> THE EXERCISE
Work out how many lines of the records contain "IEEE". Answer with the number and nothing else.

> GIVEN ENTRIES
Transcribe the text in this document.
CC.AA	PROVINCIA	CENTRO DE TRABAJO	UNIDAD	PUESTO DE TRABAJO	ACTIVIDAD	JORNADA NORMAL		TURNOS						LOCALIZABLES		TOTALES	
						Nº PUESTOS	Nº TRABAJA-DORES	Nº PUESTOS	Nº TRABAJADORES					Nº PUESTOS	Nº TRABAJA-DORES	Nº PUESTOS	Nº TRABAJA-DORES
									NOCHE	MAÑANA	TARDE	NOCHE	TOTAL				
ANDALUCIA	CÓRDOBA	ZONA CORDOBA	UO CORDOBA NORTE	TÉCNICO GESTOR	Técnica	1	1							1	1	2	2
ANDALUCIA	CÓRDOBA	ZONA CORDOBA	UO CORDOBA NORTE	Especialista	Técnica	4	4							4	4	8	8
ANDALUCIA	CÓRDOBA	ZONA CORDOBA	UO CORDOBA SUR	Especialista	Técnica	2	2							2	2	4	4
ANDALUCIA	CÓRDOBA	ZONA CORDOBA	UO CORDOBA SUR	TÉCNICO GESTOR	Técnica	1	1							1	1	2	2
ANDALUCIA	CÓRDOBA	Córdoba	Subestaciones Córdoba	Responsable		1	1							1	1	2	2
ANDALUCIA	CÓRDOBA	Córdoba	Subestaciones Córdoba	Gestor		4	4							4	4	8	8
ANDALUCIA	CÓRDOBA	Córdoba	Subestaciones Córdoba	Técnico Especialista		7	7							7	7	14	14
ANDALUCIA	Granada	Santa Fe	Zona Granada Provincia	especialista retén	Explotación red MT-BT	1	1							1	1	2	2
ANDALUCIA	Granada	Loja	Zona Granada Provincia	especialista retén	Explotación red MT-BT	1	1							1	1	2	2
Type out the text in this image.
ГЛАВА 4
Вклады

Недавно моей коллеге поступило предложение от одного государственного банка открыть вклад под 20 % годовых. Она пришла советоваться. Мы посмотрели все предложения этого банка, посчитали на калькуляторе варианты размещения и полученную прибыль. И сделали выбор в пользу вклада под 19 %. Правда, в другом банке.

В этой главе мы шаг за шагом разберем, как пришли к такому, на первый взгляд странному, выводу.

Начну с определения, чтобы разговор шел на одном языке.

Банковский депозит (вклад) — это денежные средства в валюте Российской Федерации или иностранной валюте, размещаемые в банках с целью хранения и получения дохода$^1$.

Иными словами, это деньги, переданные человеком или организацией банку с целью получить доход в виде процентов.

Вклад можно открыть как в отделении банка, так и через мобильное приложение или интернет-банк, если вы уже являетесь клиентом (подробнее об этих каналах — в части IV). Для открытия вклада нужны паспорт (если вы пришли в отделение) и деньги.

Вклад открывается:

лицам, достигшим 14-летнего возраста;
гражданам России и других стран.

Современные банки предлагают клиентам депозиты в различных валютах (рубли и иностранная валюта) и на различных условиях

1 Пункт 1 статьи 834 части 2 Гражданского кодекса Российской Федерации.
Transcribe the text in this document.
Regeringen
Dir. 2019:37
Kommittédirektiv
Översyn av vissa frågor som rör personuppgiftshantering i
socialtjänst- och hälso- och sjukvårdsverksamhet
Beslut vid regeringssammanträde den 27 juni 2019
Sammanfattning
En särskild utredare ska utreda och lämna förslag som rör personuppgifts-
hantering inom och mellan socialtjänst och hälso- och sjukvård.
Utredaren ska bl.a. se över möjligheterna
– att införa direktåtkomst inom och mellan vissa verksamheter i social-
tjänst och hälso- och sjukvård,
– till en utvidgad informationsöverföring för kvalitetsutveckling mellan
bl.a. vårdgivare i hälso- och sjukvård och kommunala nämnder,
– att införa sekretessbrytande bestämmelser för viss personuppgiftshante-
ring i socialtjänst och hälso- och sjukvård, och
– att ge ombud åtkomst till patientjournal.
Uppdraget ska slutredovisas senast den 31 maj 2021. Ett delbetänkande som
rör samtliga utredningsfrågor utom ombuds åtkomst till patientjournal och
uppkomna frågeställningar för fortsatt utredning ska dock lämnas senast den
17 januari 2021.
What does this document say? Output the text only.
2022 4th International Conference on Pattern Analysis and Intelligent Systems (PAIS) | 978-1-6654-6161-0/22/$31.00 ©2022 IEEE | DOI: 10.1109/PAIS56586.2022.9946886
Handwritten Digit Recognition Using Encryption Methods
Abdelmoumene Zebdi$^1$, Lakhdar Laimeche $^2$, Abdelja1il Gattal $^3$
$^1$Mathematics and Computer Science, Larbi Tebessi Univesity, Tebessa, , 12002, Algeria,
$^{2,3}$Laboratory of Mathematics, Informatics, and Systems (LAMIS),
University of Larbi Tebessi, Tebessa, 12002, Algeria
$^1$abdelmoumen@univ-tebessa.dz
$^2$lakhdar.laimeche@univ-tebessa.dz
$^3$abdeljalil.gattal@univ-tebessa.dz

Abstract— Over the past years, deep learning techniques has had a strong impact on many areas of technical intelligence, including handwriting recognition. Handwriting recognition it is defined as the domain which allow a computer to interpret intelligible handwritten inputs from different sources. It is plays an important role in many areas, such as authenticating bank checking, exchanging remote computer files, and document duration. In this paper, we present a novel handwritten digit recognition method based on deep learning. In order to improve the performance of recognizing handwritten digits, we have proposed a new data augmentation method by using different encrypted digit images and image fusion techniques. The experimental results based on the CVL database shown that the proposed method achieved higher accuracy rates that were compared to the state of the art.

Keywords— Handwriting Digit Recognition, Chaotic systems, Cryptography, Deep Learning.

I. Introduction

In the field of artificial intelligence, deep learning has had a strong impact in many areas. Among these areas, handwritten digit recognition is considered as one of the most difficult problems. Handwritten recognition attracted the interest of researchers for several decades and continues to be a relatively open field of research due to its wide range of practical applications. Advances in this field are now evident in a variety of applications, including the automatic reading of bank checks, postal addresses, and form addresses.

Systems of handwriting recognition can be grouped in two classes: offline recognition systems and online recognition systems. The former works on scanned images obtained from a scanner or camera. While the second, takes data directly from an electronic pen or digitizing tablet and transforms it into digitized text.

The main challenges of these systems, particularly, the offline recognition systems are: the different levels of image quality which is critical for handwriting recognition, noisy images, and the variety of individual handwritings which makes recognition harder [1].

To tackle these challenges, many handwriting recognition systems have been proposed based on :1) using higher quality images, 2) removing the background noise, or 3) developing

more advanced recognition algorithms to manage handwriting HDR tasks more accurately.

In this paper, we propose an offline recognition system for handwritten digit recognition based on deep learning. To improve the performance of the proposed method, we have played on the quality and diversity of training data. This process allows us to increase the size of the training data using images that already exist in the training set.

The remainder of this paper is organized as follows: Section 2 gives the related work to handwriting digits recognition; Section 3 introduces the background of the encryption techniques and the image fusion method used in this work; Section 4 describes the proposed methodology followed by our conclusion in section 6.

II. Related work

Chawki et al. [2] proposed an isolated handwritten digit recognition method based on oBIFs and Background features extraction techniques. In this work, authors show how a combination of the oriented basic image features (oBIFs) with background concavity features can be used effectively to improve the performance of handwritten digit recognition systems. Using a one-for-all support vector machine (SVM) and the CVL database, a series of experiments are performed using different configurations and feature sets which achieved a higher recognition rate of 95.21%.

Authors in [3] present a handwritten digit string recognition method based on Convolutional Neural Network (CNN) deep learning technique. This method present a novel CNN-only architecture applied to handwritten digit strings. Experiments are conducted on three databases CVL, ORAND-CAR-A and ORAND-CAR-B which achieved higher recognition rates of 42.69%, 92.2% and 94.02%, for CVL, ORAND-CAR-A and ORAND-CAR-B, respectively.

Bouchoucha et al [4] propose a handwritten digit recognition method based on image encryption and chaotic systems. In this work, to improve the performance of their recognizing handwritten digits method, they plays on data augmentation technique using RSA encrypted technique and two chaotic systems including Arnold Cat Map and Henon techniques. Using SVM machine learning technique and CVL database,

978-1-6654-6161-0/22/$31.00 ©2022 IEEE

> ANSWER TO THE EXERCISE
2